*ACTIVITY*. Transcribe the data exactly. Pictures stay out.

---- GIVEN DATA

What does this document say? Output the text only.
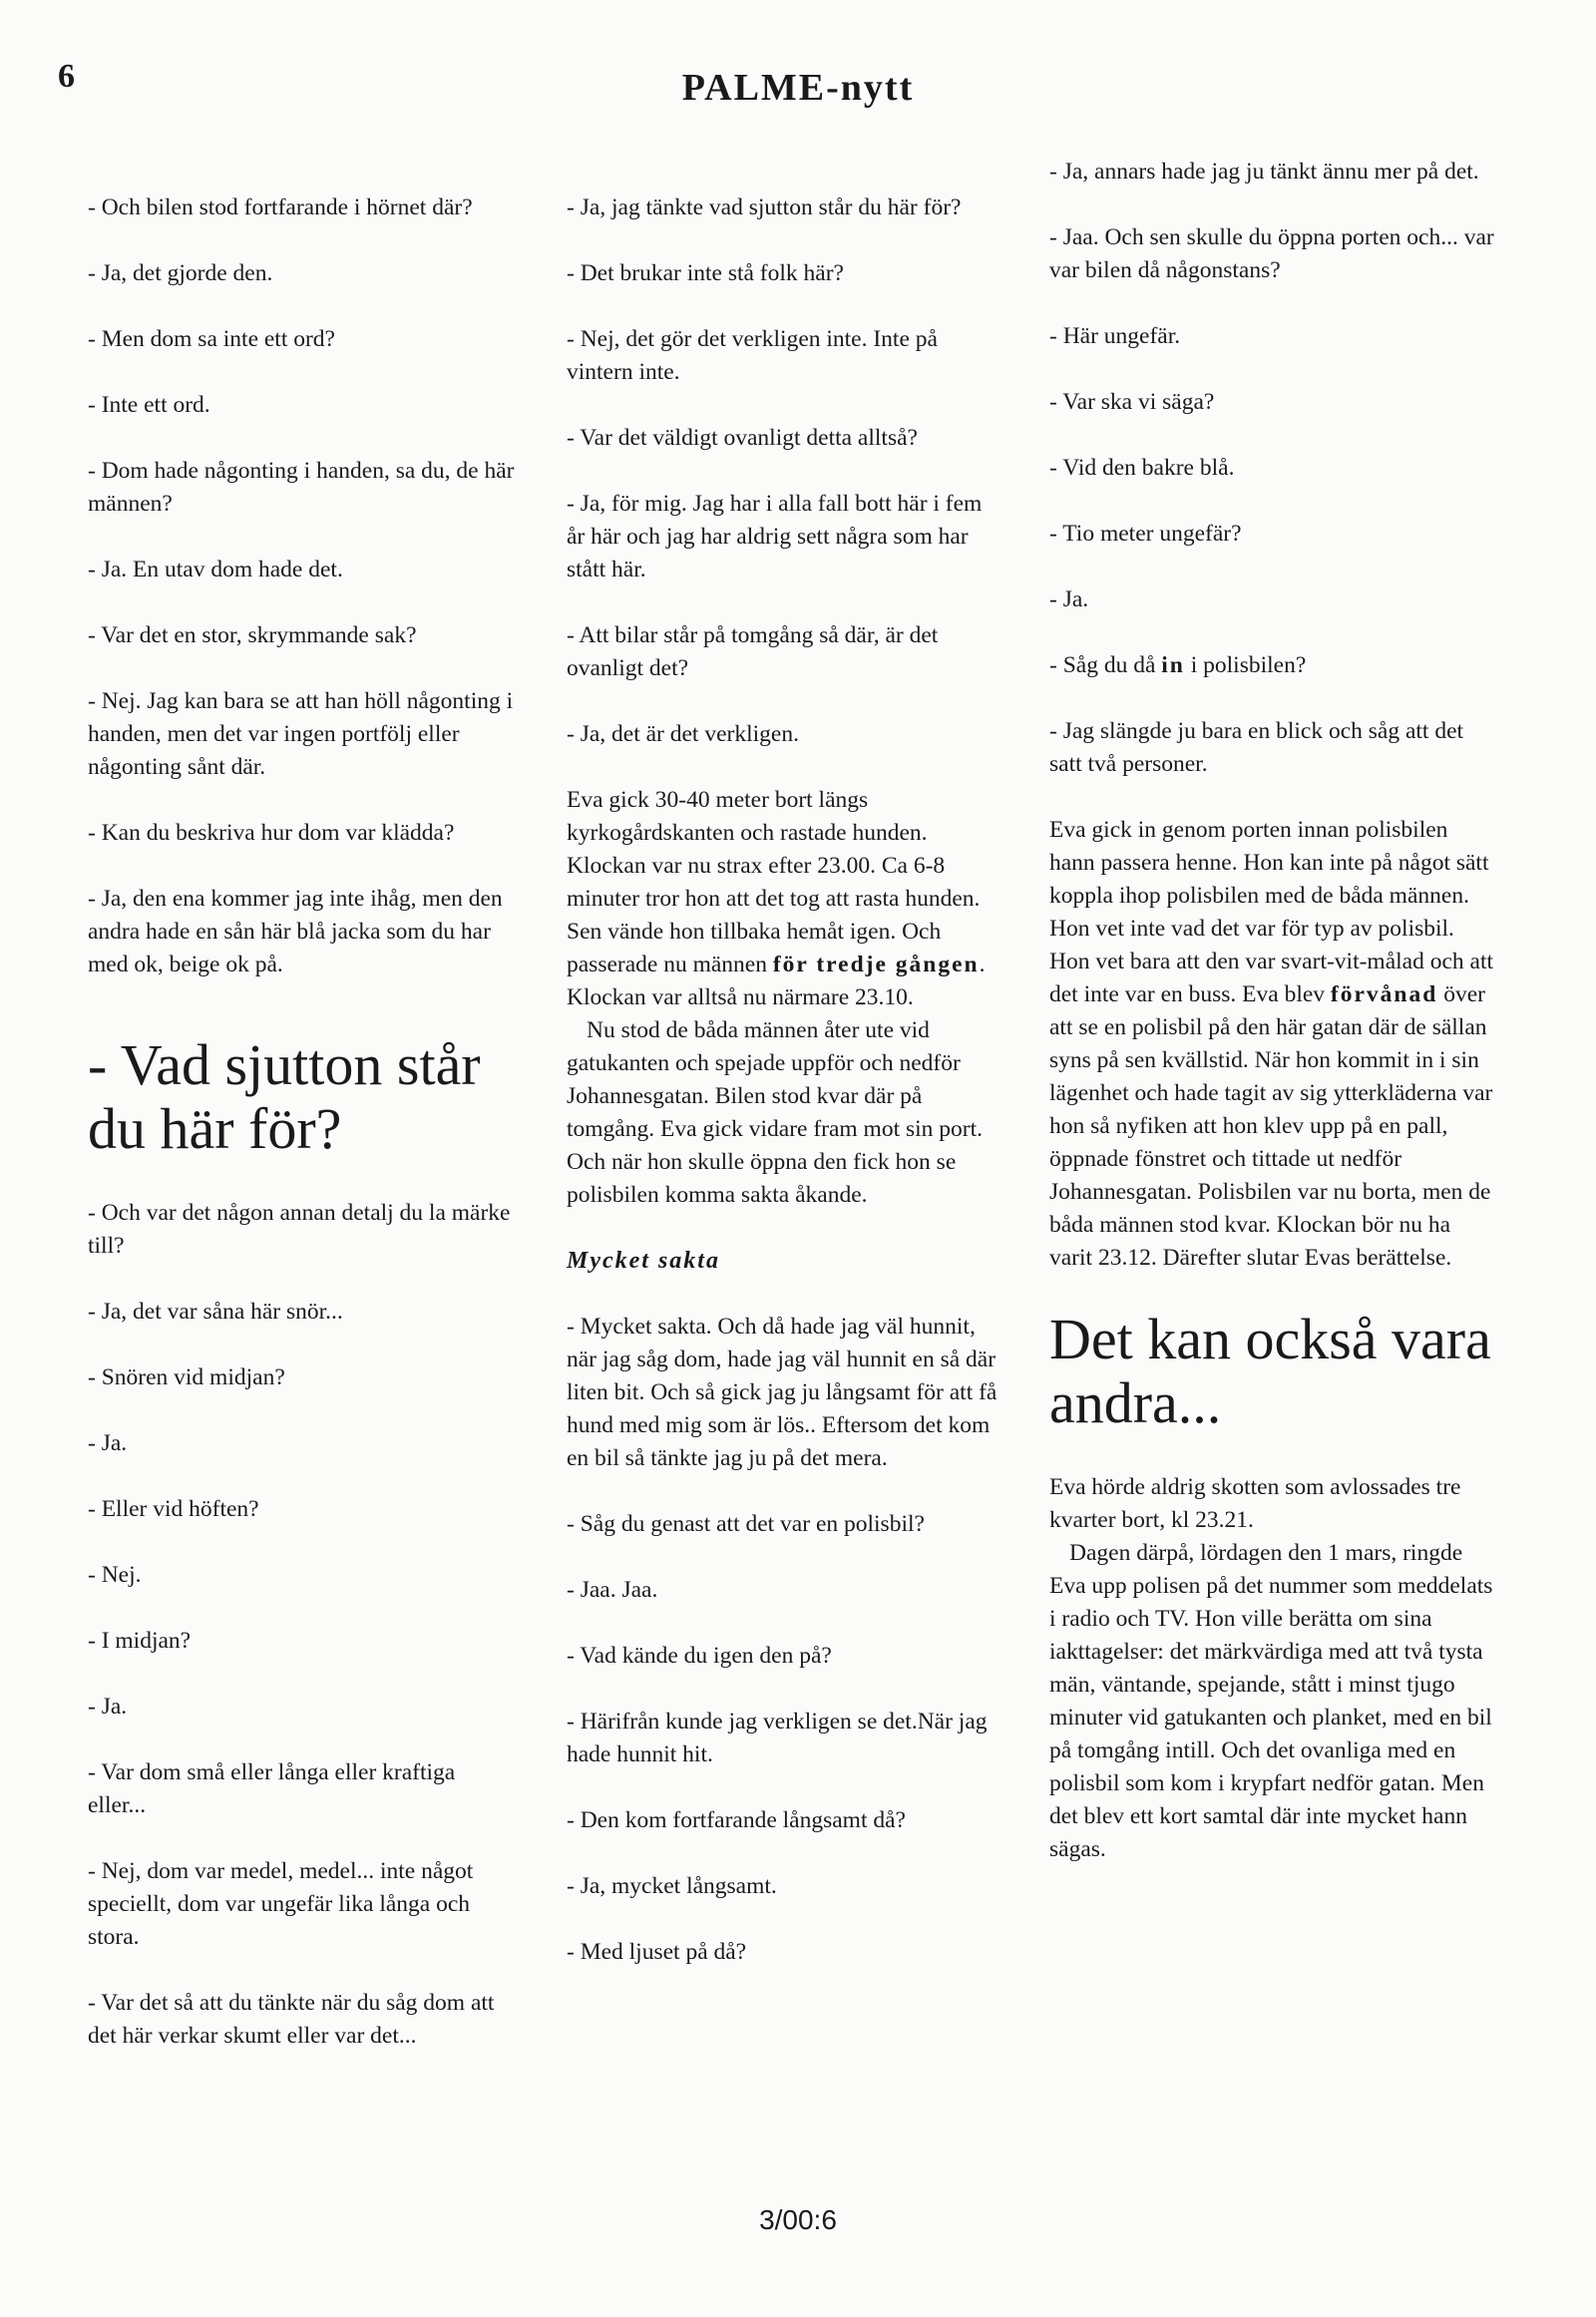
6	PALME-nytt

- Och bilen stod fortfarande i hörnet där?

- Ja, det gjorde den.

- Men dom sa inte ett ord?

- Inte ett ord.

- Dom hade någonting i handen, sa du, de här männen?

- Ja. En utav dom hade det.

- Var det en stor, skrymmande sak?

- Nej. Jag kan bara se att han höll någonting i handen, men det var ingen portfölj eller någonting sånt där.

- Kan du beskriva hur dom var klädda?

- Ja, den ena kommer jag inte ihåg, men den andra hade en sån här blå jacka som du har med ok, beige ok på.

- Vad sjutton står du här för?

- Och var det någon annan detalj du la märke till?

- Ja, det var såna här snör...

- Snören vid midjan?

- Ja.

- Eller vid höften?

- Nej.

- I midjan?

- Ja.

- Var dom små eller långa eller kraftiga eller...

- Nej, dom var medel, medel... inte något speciellt, dom var ungefär lika långa och stora.

- Var det så att du tänkte när du såg dom att det här verkar skumt eller var det...

- Ja, jag tänkte vad sjutton står du här för?

- Det brukar inte stå folk här?

- Nej, det gör det verkligen inte. Inte på vintern inte.

- Var det väldigt ovanligt detta alltså?

- Ja, för mig. Jag har i alla fall bott här i fem år här och jag har aldrig sett några som har stått här.

- Att bilar står på tomgång så där, är det ovanligt det?

- Ja, det är det verkligen.

Eva gick 30-40 meter bort längs kyrkogårdskanten och rastade hunden. Klockan var nu strax efter 23.00. Ca 6-8 minuter tror hon att det tog att rasta hunden. Sen vände hon tillbaka hemåt igen. Och passerade nu männen för tredje gången. Klockan var alltså nu närmare 23.10.

Nu stod de båda männen åter ute vid gatukanten och spejade uppför och nedför Johannesgatan. Bilen stod kvar där på tomgång. Eva gick vidare fram mot sin port. Och när hon skulle öppna den fick hon se polisbilen komma sakta åkande.

Mycket sakta

- Mycket sakta. Och då hade jag väl hunnit, när jag såg dom, hade jag väl hunnit en så där liten bit. Och så gick jag ju långsamt för att få hund med mig som är lös.. Eftersom det kom en bil så tänkte jag ju på det mera.

- Såg du genast att det var en polisbil?

- Jaa. Jaa.

- Vad kände du igen den på?

- Härifrån kunde jag verkligen se det.När jag hade hunnit hit.

- Den kom fortfarande långsamt då?

- Ja, mycket långsamt.

- Med ljuset på då?

- Ja, annars hade jag ju tänkt ännu mer på det.

- Jaa. Och sen skulle du öppna porten och... var var bilen då någonstans?

- Här ungefär.

- Var ska vi säga?

- Vid den bakre blå.

- Tio meter ungefär?

- Ja.

- Såg du då in i polisbilen?

- Jag slängde ju bara en blick och såg att det satt två personer.

Eva gick in genom porten innan polisbilen hann passera henne. Hon kan inte på något sätt koppla ihop polisbilen med de båda männen. Hon vet inte vad det var för typ av polisbil. Hon vet bara att den var svart-vit-målad och att det inte var en buss. Eva blev förvånad över att se en polisbil på den här gatan där de sällan syns på sen kvällstid. När hon kommit in i sin lägenhet och hade tagit av sig ytterkläderna var hon så nyfiken att hon klev upp på en pall, öppnade fönstret och tittade ut nedför Johannesgatan. Polisbilen var nu borta, men de båda männen stod kvar. Klockan bör nu ha varit 23.12. Därefter slutar Evas berättelse.

Det kan också vara andra...

Eva hörde aldrig skotten som avlossades tre kvarter bort, kl 23.21.

Dagen därpå, lördagen den 1 mars, ringde Eva upp polisen på det nummer som meddelats i radio och TV. Hon ville berätta om sina iakttagelser: det märkvärdiga med att två tysta män, väntande, spejande, stått i minst tjugo minuter vid gatukanten och planket, med en bil på tomgång intill. Och det ovanliga med en polisbil som kom i krypfart nedför gatan. Men det blev ett kort samtal där inte mycket hann sägas.

3/00:6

--------

*REPLY TO THE TASK*.
What does this document say? Output the text only.
6	PALME-nytt

- Och bilen stod fortfarande i hörnet där?

- Ja, det gjorde den.

- Men dom sa inte ett ord?

- Inte ett ord.

- Dom hade någonting i handen, sa du, de här männen?

- Ja. En utav dom hade det.

- Var det en stor, skrymmande sak?

- Nej. Jag kan bara se att han höll någonting i handen, men det var ingen portfölj eller någonting sånt där.

- Kan du beskriva hur dom var klädda?

- Ja, den ena kommer jag inte ihåg, men den andra hade en sån här blå jacka som du har med ok, beige ok på.

- Vad sjutton står du här för?

- Och var det någon annan detalj du la märke till?

- Ja, det var såna här snör...

- Snören vid midjan?

- Ja.

- Eller vid höften?

- Nej.

- I midjan?

- Ja.

- Var dom små eller långa eller kraftiga eller...

- Nej, dom var medel, medel... inte något speciellt, dom var ungefär lika långa och stora.

- Var det så att du tänkte när du såg dom att det här verkar skumt eller var det...

- Ja, jag tänkte vad sjutton står du här för?

- Det brukar inte stå folk här?

- Nej, det gör det verkligen inte. Inte på vintern inte.

- Var det väldigt ovanligt detta alltså?

- Ja, för mig. Jag har i alla fall bott här i fem år här och jag har aldrig sett några som har stått här.

- Att bilar står på tomgång så där, är det ovanligt det?

- Ja, det är det verkligen.

Eva gick 30-40 meter bort längs kyrkogårdskanten och rastade hunden. Klockan var nu strax efter 23.00. Ca 6-8 minuter tror hon att det tog att rasta hunden. Sen vände hon tillbaka hemåt igen. Och passerade nu männen för tredje gången. Klockan var alltså nu närmare 23.10.

Nu stod de båda männen åter ute vid gatukanten och spejade uppför och nedför Johannesgatan. Bilen stod kvar där på tomgång. Eva gick vidare fram mot sin port. Och när hon skulle öppna den fick hon se polisbilen komma sakta åkande.

Mycket sakta

- Mycket sakta. Och då hade jag väl hunnit, när jag såg dom, hade jag väl hunnit en så där liten bit. Och så gick jag ju långsamt för att få hund med mig som är lös.. Eftersom det kom en bil så tänkte jag ju på det mera.

- Såg du genast att det var en polisbil?

- Jaa. Jaa.

- Vad kände du igen den på?

- Härifrån kunde jag verkligen se det.När jag hade hunnit hit.

- Den kom fortfarande långsamt då?

- Ja, mycket långsamt.

- Med ljuset på då?

- Ja, annars hade jag ju tänkt ännu mer på det.

- Jaa. Och sen skulle du öppna porten och... var var bilen då någonstans?

- Här ungefär.

- Var ska vi säga?

- Vid den bakre blå.

- Tio meter ungefär?

- Ja.

- Såg du då in i polisbilen?

- Jag slängde ju bara en blick och såg att det satt två personer.

Eva gick in genom porten innan polisbilen hann passera henne. Hon kan inte på något sätt koppla ihop polisbilen med de båda männen. Hon vet inte vad det var för typ av polisbil. Hon vet bara att den var svart-vit-målad och att det inte var en buss. Eva blev förvånad över att se en polisbil på den här gatan där de sällan syns på sen kvällstid. När hon kommit in i sin lägenhet och hade tagit av sig ytterkläderna var hon så nyfiken att hon klev upp på en pall, öppnade fönstret och tittade ut nedför Johannesgatan. Polisbilen var nu borta, men de båda männen stod kvar. Klockan bör nu ha varit 23.12. Därefter slutar Evas berättelse.

Det kan också vara andra...

Eva hörde aldrig skotten som avlossades tre kvarter bort, kl 23.21.

Dagen därpå, lördagen den 1 mars, ringde Eva upp polisen på det nummer som meddelats i radio och TV. Hon ville berätta om sina iakttagelser: det märkvärdiga med att två tysta män, väntande, spejande, stått i minst tjugo minuter vid gatukanten och planket, med en bil på tomgång intill. Och det ovanliga med en polisbil som kom i krypfart nedför gatan. Men det blev ett kort samtal där inte mycket hann sägas.

3/00:6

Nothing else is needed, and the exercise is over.